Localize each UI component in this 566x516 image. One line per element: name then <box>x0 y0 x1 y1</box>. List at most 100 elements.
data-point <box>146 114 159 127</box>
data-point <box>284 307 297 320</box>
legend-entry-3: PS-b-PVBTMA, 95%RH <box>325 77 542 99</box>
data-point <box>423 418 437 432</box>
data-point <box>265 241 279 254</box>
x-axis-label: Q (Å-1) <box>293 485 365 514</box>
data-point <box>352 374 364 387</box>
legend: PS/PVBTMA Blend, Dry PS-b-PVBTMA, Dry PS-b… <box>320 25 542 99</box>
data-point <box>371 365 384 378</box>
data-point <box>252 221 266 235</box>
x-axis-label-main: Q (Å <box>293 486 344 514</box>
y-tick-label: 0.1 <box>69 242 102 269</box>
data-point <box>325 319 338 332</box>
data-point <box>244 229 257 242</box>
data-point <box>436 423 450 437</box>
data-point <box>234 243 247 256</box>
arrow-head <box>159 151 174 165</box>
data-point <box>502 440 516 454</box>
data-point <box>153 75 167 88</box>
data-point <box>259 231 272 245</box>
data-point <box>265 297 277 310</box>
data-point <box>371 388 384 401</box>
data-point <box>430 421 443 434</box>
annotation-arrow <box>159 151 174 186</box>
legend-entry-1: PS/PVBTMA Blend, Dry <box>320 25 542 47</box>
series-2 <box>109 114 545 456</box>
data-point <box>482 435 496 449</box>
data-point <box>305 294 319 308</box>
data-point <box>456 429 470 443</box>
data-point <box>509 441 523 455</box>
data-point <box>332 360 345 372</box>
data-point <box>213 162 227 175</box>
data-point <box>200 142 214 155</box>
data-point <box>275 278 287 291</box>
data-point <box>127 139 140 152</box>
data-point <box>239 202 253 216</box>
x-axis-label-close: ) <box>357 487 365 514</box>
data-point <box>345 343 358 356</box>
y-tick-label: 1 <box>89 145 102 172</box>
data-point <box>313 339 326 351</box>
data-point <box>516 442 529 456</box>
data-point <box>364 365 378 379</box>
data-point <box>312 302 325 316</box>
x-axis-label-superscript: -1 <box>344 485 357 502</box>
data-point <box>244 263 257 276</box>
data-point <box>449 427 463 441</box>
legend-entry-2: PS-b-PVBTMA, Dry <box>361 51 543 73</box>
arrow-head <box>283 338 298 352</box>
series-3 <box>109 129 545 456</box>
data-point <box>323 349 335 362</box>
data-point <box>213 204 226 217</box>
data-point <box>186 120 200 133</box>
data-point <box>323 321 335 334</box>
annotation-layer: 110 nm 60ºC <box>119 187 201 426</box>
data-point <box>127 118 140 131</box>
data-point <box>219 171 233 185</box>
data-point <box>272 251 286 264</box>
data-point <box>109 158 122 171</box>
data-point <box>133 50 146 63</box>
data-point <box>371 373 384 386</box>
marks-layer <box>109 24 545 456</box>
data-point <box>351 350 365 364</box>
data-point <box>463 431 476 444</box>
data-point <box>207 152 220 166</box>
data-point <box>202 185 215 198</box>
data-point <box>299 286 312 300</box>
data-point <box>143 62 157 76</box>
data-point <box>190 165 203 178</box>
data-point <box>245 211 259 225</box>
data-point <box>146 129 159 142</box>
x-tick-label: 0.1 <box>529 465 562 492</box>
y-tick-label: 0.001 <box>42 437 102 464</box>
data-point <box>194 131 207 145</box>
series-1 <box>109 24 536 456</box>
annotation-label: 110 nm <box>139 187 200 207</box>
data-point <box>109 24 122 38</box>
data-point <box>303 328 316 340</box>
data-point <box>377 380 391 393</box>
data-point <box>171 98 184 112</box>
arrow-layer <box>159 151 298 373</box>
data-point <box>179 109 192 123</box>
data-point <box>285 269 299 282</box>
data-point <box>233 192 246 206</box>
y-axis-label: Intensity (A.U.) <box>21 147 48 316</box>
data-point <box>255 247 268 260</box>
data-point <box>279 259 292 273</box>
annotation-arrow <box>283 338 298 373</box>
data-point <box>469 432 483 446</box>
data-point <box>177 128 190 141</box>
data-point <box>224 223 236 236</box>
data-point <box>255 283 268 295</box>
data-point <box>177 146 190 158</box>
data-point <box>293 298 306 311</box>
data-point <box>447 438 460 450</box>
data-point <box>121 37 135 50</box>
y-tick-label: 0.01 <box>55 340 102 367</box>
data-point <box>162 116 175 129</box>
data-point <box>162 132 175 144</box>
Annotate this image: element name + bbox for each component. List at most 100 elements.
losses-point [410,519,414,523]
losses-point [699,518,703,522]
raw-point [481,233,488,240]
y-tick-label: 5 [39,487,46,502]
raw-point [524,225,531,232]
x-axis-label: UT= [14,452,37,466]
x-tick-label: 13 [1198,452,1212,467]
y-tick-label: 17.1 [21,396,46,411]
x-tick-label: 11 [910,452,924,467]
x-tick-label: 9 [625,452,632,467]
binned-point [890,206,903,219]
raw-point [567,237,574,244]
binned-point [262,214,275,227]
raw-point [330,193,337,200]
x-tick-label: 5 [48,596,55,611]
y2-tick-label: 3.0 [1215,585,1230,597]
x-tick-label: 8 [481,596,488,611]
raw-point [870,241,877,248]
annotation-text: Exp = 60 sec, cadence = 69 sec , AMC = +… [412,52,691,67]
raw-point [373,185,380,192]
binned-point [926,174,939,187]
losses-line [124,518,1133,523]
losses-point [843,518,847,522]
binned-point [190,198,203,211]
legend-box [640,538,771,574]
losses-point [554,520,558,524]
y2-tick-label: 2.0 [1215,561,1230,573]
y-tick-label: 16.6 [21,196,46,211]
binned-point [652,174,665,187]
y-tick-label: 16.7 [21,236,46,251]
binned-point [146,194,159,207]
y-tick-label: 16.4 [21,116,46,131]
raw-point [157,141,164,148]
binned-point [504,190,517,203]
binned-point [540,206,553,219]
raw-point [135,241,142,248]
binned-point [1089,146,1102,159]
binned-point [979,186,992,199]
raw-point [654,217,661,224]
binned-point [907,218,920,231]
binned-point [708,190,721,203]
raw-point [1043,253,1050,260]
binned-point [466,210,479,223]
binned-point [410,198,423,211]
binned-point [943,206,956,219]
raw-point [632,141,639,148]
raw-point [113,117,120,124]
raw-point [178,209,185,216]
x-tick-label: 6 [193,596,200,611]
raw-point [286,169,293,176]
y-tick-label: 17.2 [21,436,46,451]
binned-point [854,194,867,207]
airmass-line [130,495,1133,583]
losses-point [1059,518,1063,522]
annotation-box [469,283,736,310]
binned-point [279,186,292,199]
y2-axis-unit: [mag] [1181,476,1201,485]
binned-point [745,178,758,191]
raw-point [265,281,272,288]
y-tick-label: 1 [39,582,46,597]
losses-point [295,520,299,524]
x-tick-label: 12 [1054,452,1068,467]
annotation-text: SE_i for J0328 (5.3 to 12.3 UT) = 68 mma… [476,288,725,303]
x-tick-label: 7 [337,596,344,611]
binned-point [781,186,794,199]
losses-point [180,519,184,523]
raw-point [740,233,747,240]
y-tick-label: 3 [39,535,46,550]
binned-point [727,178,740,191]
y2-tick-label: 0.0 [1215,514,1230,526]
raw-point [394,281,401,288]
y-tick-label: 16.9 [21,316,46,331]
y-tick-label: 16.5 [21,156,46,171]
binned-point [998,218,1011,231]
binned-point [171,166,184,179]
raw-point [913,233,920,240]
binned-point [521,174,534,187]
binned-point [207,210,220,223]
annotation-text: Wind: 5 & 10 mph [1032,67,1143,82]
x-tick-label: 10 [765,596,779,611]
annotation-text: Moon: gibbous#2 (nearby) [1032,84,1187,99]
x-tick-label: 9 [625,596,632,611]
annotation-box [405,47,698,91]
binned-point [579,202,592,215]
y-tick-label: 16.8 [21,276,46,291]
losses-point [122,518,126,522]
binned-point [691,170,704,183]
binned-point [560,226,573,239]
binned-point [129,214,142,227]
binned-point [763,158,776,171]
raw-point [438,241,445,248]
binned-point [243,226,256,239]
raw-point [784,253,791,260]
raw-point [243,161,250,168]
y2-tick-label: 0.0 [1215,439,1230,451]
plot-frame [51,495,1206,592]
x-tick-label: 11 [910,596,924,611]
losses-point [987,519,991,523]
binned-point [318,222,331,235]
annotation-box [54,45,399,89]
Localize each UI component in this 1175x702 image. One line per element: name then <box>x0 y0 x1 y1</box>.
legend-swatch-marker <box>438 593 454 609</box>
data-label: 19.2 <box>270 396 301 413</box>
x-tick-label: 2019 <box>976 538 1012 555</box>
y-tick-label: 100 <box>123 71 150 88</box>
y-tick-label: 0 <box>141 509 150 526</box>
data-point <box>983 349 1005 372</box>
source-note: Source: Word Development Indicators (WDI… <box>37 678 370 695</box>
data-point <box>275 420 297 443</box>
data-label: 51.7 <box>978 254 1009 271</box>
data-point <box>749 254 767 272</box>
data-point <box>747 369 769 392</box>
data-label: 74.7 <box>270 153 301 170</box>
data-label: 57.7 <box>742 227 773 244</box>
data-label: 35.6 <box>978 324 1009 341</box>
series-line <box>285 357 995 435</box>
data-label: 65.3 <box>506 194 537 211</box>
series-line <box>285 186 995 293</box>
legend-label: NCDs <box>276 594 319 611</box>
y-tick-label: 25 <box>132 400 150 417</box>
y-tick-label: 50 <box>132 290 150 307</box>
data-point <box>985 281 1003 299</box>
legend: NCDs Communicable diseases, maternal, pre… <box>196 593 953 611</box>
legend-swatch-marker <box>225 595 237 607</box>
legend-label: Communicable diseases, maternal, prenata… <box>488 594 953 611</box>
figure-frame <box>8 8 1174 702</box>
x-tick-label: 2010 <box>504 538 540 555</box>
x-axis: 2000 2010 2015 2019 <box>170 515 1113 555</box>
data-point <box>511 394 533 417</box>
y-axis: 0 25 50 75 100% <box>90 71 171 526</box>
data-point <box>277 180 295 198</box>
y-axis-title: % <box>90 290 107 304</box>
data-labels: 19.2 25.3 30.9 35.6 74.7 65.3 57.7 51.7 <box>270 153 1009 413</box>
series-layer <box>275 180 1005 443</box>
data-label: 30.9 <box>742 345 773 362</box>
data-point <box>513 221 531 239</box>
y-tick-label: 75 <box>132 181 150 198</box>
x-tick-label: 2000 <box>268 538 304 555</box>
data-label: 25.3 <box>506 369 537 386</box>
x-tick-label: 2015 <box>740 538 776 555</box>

□ □ □

Given instruction: Show every line of the records above that contains the string "head", copying each line in full.

Result below:
arrow-head <box>159 151 174 165</box>
arrow-head <box>283 338 298 352</box>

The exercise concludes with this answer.